begin Provided information
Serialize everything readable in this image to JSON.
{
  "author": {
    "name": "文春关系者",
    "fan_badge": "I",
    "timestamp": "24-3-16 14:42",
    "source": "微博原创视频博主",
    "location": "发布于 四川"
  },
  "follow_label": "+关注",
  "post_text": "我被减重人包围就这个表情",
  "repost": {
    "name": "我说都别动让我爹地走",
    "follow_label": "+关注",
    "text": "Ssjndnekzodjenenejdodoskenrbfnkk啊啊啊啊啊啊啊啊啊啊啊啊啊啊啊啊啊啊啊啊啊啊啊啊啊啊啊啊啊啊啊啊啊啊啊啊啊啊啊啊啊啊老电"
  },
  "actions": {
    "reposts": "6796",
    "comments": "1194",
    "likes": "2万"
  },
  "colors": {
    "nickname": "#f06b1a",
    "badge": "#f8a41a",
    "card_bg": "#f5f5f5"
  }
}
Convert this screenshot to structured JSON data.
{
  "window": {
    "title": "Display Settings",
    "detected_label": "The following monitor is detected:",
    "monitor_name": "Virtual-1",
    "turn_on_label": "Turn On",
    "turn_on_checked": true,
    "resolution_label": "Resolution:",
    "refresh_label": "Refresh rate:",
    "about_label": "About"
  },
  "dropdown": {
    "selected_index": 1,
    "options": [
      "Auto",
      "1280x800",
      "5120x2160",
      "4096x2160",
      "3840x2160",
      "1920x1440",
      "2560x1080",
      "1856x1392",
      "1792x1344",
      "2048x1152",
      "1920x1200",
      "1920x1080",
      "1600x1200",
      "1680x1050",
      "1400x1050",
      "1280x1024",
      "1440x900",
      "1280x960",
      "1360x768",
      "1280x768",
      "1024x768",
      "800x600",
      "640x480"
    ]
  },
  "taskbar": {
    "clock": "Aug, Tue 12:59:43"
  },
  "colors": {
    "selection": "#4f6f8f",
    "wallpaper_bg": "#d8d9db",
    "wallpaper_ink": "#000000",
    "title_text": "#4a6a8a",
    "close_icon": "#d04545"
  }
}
end Provided information
## [Do this]
Reproduce the material verbatim, line by line.

## [Final answer]
Serialize everything readable in this image to JSON.
{
  "author": {
    "name": "文春关系者",
    "fan_badge": "I",
    "timestamp": "24-3-16 14:42",
    "source": "微博原创视频博主",
    "location": "发布于 四川"
  },
  "follow_label": "+关注",
  "post_text": "我被减重人包围就这个表情",
  "repost": {
    "name": "我说都别动让我爹地走",
    "follow_label": "+关注",
    "text": "Ssjndnekzodjenenejdodoskenrbfnkk啊啊啊啊啊啊啊啊啊啊啊啊啊啊啊啊啊啊啊啊啊啊啊啊啊啊啊啊啊啊啊啊啊啊啊啊啊啊啊啊啊啊老电"
  },
  "actions": {
    "reposts": "6796",
    "comments": "1194",
    "likes": "2万"
  },
  "colors": {
    "nickname": "#f06b1a",
    "badge": "#f8a41a",
    "card_bg": "#f5f5f5"
  }
}
Convert this screenshot to structured JSON data.
{
  "window": {
    "title": "Display Settings",
    "detected_label": "The following monitor is detected:",
    "monitor_name": "Virtual-1",
    "turn_on_label": "Turn On",
    "turn_on_checked": true,
    "resolution_label": "Resolution:",
    "refresh_label": "Refresh rate:",
    "about_label": "About"
  },
  "dropdown": {
    "selected_index": 1,
    "options": [
      "Auto",
      "1280x800",
      "5120x2160",
      "4096x2160",
      "3840x2160",
      "1920x1440",
      "2560x1080",
      "1856x1392",
      "1792x1344",
      "2048x1152",
      "1920x1200",
      "1920x1080",
      "1600x1200",
      "1680x1050",
      "1400x1050",
      "1280x1024",
      "1440x900",
      "1280x960",
      "1360x768",
      "1280x768",
      "1024x768",
      "800x600",
      "640x480"
    ]
  },
  "taskbar": {
    "clock": "Aug, Tue 12:59:43"
  },
  "colors": {
    "selection": "#4f6f8f",
    "wallpaper_bg": "#d8d9db",
    "wallpaper_ink": "#000000",
    "title_text": "#4a6a8a",
    "close_icon": "#d04545"
  }
}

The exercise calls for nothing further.